# WHAT TO DO
Print all the records exactly, please.

### PROVIDED RECORDS ###

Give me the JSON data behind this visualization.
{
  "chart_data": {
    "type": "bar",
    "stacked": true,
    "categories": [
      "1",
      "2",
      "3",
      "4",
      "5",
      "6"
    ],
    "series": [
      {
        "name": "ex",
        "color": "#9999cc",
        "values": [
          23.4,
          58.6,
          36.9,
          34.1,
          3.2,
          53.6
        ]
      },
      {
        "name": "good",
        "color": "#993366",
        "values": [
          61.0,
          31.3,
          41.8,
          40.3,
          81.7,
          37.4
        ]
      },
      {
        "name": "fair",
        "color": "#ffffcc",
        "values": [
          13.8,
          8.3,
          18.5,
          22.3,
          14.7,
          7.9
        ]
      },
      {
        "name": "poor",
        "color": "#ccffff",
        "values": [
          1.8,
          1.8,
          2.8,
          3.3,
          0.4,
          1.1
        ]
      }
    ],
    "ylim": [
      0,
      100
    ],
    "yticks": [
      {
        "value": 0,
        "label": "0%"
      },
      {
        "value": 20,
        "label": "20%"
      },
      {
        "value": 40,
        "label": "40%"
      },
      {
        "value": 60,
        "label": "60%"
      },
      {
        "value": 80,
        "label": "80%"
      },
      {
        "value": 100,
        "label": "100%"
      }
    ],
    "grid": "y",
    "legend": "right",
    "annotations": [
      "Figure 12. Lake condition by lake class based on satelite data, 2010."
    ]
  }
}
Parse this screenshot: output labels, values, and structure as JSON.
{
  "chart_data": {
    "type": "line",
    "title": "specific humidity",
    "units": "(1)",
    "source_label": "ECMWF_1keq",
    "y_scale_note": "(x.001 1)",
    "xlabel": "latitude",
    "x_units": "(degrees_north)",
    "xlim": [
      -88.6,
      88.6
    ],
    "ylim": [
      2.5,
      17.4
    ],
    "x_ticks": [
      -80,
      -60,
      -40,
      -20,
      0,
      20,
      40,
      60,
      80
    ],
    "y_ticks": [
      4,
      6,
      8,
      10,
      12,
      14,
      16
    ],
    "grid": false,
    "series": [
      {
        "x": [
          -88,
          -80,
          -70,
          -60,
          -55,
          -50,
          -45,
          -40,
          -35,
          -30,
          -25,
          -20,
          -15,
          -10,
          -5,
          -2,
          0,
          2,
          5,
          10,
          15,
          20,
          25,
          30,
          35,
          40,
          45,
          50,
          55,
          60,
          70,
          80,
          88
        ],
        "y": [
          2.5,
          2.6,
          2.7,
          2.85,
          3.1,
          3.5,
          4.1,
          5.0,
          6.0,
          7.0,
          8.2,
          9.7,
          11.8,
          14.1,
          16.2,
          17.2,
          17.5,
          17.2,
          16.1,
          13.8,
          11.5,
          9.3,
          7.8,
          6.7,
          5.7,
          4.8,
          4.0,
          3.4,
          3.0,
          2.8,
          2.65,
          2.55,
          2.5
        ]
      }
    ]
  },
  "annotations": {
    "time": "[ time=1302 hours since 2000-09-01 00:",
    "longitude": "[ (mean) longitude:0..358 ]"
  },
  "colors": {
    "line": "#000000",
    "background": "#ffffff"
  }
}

###

# OUTPUT FOR THIS EXERCISE
Give me the JSON data behind this visualization.
{
  "chart_data": {
    "type": "bar",
    "stacked": true,
    "categories": [
      "1",
      "2",
      "3",
      "4",
      "5",
      "6"
    ],
    "series": [
      {
        "name": "ex",
        "color": "#9999cc",
        "values": [
          23.4,
          58.6,
          36.9,
          34.1,
          3.2,
          53.6
        ]
      },
      {
        "name": "good",
        "color": "#993366",
        "values": [
          61.0,
          31.3,
          41.8,
          40.3,
          81.7,
          37.4
        ]
      },
      {
        "name": "fair",
        "color": "#ffffcc",
        "values": [
          13.8,
          8.3,
          18.5,
          22.3,
          14.7,
          7.9
        ]
      },
      {
        "name": "poor",
        "color": "#ccffff",
        "values": [
          1.8,
          1.8,
          2.8,
          3.3,
          0.4,
          1.1
        ]
      }
    ],
    "ylim": [
      0,
      100
    ],
    "yticks": [
      {
        "value": 0,
        "label": "0%"
      },
      {
        "value": 20,
        "label": "20%"
      },
      {
        "value": 40,
        "label": "40%"
      },
      {
        "value": 60,
        "label": "60%"
      },
      {
        "value": 80,
        "label": "80%"
      },
      {
        "value": 100,
        "label": "100%"
      }
    ],
    "grid": "y",
    "legend": "right",
    "annotations": [
      "Figure 12. Lake condition by lake class based on satelite data, 2010."
    ]
  }
}
Parse this screenshot: output labels, values, and structure as JSON.
{
  "chart_data": {
    "type": "line",
    "title": "specific humidity",
    "units": "(1)",
    "source_label": "ECMWF_1keq",
    "y_scale_note": "(x.001 1)",
    "xlabel": "latitude",
    "x_units": "(degrees_north)",
    "xlim": [
      -88.6,
      88.6
    ],
    "ylim": [
      2.5,
      17.4
    ],
    "x_ticks": [
      -80,
      -60,
      -40,
      -20,
      0,
      20,
      40,
      60,
      80
    ],
    "y_ticks": [
      4,
      6,
      8,
      10,
      12,
      14,
      16
    ],
    "grid": false,
    "series": [
      {
        "x": [
          -88,
          -80,
          -70,
          -60,
          -55,
          -50,
          -45,
          -40,
          -35,
          -30,
          -25,
          -20,
          -15,
          -10,
          -5,
          -2,
          0,
          2,
          5,
          10,
          15,
          20,
          25,
          30,
          35,
          40,
          45,
          50,
          55,
          60,
          70,
          80,
          88
        ],
        "y": [
          2.5,
          2.6,
          2.7,
          2.85,
          3.1,
          3.5,
          4.1,
          5.0,
          6.0,
          7.0,
          8.2,
          9.7,
          11.8,
          14.1,
          16.2,
          17.2,
          17.5,
          17.2,
          16.1,
          13.8,
          11.5,
          9.3,
          7.8,
          6.7,
          5.7,
          4.8,
          4.0,
          3.4,
          3.0,
          2.8,
          2.65,
          2.55,
          2.5
        ]
      }
    ]
  },
  "annotations": {
    "time": "[ time=1302 hours since 2000-09-01 00:",
    "longitude": "[ (mean) longitude:0..358 ]"
  },
  "colors": {
    "line": "#000000",
    "background": "#ffffff"
  }
}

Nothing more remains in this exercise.